**Set exercise**
List every line in the items below that contains the string "unit", copying each such line in full.

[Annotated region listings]
____________________
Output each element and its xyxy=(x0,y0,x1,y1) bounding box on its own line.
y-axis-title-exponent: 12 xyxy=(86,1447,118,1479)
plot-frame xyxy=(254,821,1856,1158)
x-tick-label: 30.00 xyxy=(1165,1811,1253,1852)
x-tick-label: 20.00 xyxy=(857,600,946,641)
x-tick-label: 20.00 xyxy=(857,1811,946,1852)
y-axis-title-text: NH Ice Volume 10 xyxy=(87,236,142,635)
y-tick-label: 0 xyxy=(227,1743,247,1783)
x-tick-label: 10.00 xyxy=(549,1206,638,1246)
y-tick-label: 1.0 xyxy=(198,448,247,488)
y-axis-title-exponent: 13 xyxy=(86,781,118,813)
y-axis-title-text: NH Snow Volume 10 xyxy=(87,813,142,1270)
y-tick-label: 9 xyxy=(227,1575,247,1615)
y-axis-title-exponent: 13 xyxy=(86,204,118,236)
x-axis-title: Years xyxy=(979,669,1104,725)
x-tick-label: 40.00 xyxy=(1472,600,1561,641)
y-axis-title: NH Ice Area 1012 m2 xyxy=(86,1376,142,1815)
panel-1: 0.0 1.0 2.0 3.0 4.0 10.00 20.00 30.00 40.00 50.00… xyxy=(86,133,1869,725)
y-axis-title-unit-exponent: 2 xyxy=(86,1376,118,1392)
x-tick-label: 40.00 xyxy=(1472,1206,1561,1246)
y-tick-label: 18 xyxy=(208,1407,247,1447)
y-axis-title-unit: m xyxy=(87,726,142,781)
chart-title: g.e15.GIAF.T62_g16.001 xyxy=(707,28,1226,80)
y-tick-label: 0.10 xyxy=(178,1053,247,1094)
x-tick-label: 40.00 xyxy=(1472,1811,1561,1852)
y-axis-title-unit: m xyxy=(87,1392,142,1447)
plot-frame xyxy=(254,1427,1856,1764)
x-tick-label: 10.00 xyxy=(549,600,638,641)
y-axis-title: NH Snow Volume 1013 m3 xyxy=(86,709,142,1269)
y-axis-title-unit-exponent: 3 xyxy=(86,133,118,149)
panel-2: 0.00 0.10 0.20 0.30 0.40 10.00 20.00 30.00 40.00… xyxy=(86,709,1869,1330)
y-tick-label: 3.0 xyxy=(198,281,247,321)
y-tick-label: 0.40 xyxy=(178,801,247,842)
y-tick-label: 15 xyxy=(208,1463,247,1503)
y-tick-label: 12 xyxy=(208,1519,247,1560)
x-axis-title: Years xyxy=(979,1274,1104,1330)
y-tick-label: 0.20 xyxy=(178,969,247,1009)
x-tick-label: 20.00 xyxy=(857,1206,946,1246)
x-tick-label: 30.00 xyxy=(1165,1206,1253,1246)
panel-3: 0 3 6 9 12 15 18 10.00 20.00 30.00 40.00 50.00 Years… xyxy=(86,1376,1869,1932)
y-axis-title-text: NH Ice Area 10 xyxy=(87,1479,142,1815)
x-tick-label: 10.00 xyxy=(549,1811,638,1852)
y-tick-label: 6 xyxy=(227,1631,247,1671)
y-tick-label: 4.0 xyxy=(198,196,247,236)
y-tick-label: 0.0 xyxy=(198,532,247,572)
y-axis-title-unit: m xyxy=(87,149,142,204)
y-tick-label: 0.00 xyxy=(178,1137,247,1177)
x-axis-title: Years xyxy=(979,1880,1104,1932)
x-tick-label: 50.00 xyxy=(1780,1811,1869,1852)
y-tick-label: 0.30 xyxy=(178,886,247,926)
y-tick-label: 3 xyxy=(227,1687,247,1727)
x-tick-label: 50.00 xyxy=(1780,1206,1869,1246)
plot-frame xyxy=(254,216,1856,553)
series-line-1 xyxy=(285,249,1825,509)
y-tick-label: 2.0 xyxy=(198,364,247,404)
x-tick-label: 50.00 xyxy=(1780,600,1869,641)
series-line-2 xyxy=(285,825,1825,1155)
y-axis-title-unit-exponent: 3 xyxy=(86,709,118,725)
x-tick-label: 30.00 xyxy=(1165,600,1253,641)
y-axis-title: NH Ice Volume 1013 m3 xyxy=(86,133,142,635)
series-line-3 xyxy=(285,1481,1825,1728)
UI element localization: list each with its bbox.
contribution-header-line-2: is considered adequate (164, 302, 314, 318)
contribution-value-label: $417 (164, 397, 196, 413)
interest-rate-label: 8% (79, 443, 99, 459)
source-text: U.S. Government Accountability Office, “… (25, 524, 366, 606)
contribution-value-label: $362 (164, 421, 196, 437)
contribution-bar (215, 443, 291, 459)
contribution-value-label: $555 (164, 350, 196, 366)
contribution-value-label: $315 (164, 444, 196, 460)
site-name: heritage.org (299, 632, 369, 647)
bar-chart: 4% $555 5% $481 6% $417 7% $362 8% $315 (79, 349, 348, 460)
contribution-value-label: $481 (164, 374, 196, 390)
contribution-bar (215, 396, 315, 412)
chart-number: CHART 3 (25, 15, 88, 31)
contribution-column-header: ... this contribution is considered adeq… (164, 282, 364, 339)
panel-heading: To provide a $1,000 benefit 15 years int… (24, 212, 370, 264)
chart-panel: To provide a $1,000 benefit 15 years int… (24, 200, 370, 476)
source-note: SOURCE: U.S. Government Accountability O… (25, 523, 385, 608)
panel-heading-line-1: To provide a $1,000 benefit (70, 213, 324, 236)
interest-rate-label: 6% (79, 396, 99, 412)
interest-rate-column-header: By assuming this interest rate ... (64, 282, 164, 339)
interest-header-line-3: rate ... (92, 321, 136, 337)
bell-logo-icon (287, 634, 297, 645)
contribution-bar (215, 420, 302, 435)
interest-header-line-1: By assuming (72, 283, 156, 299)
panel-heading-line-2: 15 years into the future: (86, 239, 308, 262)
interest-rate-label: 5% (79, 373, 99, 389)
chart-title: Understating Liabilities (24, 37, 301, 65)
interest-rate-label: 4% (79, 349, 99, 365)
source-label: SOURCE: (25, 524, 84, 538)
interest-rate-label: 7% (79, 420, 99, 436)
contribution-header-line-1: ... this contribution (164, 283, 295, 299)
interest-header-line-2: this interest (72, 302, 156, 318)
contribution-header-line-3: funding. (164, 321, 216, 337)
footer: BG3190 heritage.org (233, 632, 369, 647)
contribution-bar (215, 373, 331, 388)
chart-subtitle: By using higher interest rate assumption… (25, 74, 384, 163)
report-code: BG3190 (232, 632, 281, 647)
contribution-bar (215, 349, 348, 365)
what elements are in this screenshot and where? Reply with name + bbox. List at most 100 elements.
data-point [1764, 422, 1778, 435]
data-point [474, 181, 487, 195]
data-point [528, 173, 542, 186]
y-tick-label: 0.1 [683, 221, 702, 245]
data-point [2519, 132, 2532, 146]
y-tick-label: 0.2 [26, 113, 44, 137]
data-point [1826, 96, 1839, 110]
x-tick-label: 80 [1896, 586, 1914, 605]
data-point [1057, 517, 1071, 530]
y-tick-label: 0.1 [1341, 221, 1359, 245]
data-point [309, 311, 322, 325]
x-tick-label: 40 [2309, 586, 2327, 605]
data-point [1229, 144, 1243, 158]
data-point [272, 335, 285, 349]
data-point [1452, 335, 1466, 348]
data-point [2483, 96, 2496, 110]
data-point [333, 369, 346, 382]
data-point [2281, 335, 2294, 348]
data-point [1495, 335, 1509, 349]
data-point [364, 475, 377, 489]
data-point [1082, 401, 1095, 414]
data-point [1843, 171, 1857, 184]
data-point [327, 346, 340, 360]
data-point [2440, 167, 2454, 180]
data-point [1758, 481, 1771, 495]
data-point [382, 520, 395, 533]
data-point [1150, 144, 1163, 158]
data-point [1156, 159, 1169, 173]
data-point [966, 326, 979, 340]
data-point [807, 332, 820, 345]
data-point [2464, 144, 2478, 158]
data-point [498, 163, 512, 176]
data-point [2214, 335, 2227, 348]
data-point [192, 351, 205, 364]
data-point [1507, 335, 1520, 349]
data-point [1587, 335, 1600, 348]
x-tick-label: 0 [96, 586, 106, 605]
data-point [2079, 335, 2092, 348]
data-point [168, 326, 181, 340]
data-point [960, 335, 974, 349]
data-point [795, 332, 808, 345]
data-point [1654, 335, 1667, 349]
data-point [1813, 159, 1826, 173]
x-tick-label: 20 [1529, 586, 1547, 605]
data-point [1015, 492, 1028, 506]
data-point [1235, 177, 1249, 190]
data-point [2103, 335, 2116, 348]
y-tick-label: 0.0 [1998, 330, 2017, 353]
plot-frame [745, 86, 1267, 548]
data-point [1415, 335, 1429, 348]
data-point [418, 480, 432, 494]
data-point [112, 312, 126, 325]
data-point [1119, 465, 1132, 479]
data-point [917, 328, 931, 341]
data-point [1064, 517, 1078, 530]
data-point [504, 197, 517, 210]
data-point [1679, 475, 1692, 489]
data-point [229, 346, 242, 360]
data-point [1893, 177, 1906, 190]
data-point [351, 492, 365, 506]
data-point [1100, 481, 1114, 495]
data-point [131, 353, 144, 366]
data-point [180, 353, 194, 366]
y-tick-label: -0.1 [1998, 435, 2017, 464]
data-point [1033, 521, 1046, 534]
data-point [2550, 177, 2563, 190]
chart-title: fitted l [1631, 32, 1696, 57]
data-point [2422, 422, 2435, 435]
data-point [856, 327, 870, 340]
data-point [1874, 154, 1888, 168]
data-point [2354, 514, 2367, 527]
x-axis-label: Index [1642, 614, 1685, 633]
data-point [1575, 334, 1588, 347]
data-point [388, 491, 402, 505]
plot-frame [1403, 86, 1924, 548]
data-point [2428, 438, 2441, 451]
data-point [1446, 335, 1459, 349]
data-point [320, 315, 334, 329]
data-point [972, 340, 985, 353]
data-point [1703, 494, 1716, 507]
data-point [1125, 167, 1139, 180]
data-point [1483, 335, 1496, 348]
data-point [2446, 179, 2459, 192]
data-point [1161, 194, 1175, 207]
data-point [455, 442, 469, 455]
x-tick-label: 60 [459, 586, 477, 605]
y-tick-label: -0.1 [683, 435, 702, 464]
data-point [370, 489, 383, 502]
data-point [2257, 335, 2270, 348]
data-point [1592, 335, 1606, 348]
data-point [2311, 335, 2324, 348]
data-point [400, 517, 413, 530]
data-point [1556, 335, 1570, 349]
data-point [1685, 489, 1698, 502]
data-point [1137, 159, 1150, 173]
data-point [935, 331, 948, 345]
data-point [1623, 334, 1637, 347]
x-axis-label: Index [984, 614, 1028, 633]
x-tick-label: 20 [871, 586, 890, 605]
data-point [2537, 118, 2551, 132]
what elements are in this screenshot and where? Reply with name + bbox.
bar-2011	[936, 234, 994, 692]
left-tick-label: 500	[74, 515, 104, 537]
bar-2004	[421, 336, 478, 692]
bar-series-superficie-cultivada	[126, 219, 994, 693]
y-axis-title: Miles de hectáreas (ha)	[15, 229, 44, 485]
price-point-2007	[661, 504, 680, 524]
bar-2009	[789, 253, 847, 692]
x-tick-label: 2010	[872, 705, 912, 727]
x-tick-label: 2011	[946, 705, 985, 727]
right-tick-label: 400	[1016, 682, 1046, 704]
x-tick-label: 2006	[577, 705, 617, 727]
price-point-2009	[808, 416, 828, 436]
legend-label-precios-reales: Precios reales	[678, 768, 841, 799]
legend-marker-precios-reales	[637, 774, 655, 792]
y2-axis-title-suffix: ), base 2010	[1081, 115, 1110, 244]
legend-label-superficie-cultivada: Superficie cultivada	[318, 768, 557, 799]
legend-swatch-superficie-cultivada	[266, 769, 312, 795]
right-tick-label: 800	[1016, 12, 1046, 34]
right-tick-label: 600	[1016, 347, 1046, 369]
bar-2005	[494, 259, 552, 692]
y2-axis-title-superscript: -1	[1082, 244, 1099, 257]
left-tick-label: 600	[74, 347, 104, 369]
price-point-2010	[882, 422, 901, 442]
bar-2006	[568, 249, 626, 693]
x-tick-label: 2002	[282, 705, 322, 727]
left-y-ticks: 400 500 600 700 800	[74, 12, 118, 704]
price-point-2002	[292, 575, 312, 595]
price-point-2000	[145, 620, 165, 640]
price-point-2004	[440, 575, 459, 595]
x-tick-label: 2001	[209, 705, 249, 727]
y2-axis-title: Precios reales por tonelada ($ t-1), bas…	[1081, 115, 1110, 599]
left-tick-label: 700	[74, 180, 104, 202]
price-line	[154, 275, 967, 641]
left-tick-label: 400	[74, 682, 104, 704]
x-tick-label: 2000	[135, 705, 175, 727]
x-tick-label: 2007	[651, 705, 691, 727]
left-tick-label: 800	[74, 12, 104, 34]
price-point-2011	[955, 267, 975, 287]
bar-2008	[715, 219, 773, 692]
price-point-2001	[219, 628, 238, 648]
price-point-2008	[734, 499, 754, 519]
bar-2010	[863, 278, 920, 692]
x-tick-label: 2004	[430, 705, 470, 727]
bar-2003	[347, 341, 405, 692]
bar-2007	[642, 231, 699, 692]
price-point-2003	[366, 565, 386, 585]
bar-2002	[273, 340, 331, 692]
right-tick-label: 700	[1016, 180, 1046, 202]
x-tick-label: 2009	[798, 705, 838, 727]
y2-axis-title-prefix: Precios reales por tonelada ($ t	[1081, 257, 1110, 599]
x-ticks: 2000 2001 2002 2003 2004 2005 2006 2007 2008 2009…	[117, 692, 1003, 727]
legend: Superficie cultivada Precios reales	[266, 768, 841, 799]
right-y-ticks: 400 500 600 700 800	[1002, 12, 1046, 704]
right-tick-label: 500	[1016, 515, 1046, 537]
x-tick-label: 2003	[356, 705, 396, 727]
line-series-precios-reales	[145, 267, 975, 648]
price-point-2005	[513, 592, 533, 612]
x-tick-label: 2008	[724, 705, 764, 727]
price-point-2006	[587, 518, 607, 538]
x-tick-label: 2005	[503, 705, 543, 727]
____________________
**Response to the exercise**
y-axis-title-unit-exponent: 2 xyxy=(86,1376,118,1392)
y-axis-title-unit: m xyxy=(87,726,142,781)
y-axis-title-unit: m xyxy=(87,1392,142,1447)
y-axis-title-unit-exponent: 3 xyxy=(86,133,118,149)
y-axis-title-unit: m xyxy=(87,149,142,204)
y-axis-title-unit-exponent: 3 xyxy=(86,709,118,725)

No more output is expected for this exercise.